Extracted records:
* * * * * * *

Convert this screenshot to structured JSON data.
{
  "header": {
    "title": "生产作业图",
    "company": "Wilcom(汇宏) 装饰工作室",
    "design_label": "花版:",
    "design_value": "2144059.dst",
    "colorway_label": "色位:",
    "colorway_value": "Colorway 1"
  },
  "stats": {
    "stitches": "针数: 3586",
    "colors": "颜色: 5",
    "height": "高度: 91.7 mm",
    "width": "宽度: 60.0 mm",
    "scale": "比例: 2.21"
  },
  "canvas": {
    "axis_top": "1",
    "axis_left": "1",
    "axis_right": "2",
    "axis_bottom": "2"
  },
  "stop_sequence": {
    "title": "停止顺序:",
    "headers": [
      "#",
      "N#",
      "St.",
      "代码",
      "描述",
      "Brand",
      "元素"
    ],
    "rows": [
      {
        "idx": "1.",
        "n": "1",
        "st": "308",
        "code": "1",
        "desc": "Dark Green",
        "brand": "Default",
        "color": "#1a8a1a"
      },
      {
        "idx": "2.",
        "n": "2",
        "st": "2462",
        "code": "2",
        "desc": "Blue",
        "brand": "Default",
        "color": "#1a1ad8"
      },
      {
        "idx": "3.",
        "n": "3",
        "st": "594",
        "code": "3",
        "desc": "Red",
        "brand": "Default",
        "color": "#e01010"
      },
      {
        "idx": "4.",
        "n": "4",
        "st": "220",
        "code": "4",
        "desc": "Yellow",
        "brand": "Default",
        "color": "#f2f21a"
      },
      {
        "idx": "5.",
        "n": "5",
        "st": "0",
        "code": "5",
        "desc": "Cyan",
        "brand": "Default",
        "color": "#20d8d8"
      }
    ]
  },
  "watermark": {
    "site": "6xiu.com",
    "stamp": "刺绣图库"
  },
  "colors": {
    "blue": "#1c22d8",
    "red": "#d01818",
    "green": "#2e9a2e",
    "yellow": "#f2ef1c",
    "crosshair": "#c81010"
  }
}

* * * * * * *

### Description of the task:
Retype all of the data shown above, word for word.

### Result for this task:
Convert this screenshot to structured JSON data.
{
  "header": {
    "title": "生产作业图",
    "company": "Wilcom(汇宏) 装饰工作室",
    "design_label": "花版:",
    "design_value": "2144059.dst",
    "colorway_label": "色位:",
    "colorway_value": "Colorway 1"
  },
  "stats": {
    "stitches": "针数: 3586",
    "colors": "颜色: 5",
    "height": "高度: 91.7 mm",
    "width": "宽度: 60.0 mm",
    "scale": "比例: 2.21"
  },
  "canvas": {
    "axis_top": "1",
    "axis_left": "1",
    "axis_right": "2",
    "axis_bottom": "2"
  },
  "stop_sequence": {
    "title": "停止顺序:",
    "headers": [
      "#",
      "N#",
      "St.",
      "代码",
      "描述",
      "Brand",
      "元素"
    ],
    "rows": [
      {
        "idx": "1.",
        "n": "1",
        "st": "308",
        "code": "1",
        "desc": "Dark Green",
        "brand": "Default",
        "color": "#1a8a1a"
      },
      {
        "idx": "2.",
        "n": "2",
        "st": "2462",
        "code": "2",
        "desc": "Blue",
        "brand": "Default",
        "color": "#1a1ad8"
      },
      {
        "idx": "3.",
        "n": "3",
        "st": "594",
        "code": "3",
        "desc": "Red",
        "brand": "Default",
        "color": "#e01010"
      },
      {
        "idx": "4.",
        "n": "4",
        "st": "220",
        "code": "4",
        "desc": "Yellow",
        "brand": "Default",
        "color": "#f2f21a"
      },
      {
        "idx": "5.",
        "n": "5",
        "st": "0",
        "code": "5",
        "desc": "Cyan",
        "brand": "Default",
        "color": "#20d8d8"
      }
    ]
  },
  "watermark": {
    "site": "6xiu.com",
    "stamp": "刺绣图库"
  },
  "colors": {
    "blue": "#1c22d8",
    "red": "#d01818",
    "green": "#2e9a2e",
    "yellow": "#f2ef1c",
    "crosshair": "#c81010"
  }
}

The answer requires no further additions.